[start of RECORDED DATA]
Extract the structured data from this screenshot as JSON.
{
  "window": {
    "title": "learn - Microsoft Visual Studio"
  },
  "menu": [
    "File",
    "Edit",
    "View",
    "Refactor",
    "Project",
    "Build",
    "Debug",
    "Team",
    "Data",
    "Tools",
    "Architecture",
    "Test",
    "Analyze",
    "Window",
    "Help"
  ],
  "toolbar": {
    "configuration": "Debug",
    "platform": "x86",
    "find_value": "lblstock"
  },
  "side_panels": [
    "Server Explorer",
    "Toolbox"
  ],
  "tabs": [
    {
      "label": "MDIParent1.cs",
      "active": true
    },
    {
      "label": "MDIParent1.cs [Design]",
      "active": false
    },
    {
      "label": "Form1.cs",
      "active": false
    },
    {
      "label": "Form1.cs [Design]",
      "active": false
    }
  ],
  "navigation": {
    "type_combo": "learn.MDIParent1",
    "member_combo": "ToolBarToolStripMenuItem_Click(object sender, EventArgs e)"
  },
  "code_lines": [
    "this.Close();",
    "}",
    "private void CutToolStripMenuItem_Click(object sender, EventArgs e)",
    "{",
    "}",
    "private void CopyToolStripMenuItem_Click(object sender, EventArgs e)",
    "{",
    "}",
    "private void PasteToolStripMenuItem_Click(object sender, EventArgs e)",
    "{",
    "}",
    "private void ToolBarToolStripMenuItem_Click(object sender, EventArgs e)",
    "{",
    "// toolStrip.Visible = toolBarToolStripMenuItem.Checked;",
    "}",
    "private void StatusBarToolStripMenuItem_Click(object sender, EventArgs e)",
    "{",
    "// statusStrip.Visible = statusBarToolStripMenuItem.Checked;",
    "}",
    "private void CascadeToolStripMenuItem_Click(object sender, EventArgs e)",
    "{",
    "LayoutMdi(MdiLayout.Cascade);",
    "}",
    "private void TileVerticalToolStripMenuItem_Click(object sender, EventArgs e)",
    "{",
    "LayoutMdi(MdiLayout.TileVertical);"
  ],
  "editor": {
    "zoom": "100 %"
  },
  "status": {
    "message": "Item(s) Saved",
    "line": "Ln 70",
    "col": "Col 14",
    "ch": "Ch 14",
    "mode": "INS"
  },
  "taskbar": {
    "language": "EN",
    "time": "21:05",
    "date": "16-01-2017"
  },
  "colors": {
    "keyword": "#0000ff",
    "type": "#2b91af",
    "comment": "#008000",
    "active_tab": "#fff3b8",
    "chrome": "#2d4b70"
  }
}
[end of RECORDED DATA]
— OBJECTIVE —
Transcribe each record exactly. Leave nothing out.

— FINISHED ANSWER —
Extract the structured data from this screenshot as JSON.
{
  "window": {
    "title": "learn - Microsoft Visual Studio"
  },
  "menu": [
    "File",
    "Edit",
    "View",
    "Refactor",
    "Project",
    "Build",
    "Debug",
    "Team",
    "Data",
    "Tools",
    "Architecture",
    "Test",
    "Analyze",
    "Window",
    "Help"
  ],
  "toolbar": {
    "configuration": "Debug",
    "platform": "x86",
    "find_value": "lblstock"
  },
  "side_panels": [
    "Server Explorer",
    "Toolbox"
  ],
  "tabs": [
    {
      "label": "MDIParent1.cs",
      "active": true
    },
    {
      "label": "MDIParent1.cs [Design]",
      "active": false
    },
    {
      "label": "Form1.cs",
      "active": false
    },
    {
      "label": "Form1.cs [Design]",
      "active": false
    }
  ],
  "navigation": {
    "type_combo": "learn.MDIParent1",
    "member_combo": "ToolBarToolStripMenuItem_Click(object sender, EventArgs e)"
  },
  "code_lines": [
    "this.Close();",
    "}",
    "private void CutToolStripMenuItem_Click(object sender, EventArgs e)",
    "{",
    "}",
    "private void CopyToolStripMenuItem_Click(object sender, EventArgs e)",
    "{",
    "}",
    "private void PasteToolStripMenuItem_Click(object sender, EventArgs e)",
    "{",
    "}",
    "private void ToolBarToolStripMenuItem_Click(object sender, EventArgs e)",
    "{",
    "// toolStrip.Visible = toolBarToolStripMenuItem.Checked;",
    "}",
    "private void StatusBarToolStripMenuItem_Click(object sender, EventArgs e)",
    "{",
    "// statusStrip.Visible = statusBarToolStripMenuItem.Checked;",
    "}",
    "private void CascadeToolStripMenuItem_Click(object sender, EventArgs e)",
    "{",
    "LayoutMdi(MdiLayout.Cascade);",
    "}",
    "private void TileVerticalToolStripMenuItem_Click(object sender, EventArgs e)",
    "{",
    "LayoutMdi(MdiLayout.TileVertical);"
  ],
  "editor": {
    "zoom": "100 %"
  },
  "status": {
    "message": "Item(s) Saved",
    "line": "Ln 70",
    "col": "Col 14",
    "ch": "Ch 14",
    "mode": "INS"
  },
  "taskbar": {
    "language": "EN",
    "time": "21:05",
    "date": "16-01-2017"
  },
  "colors": {
    "keyword": "#0000ff",
    "type": "#2b91af",
    "comment": "#008000",
    "active_tab": "#fff3b8",
    "chrome": "#2d4b70"
  }
}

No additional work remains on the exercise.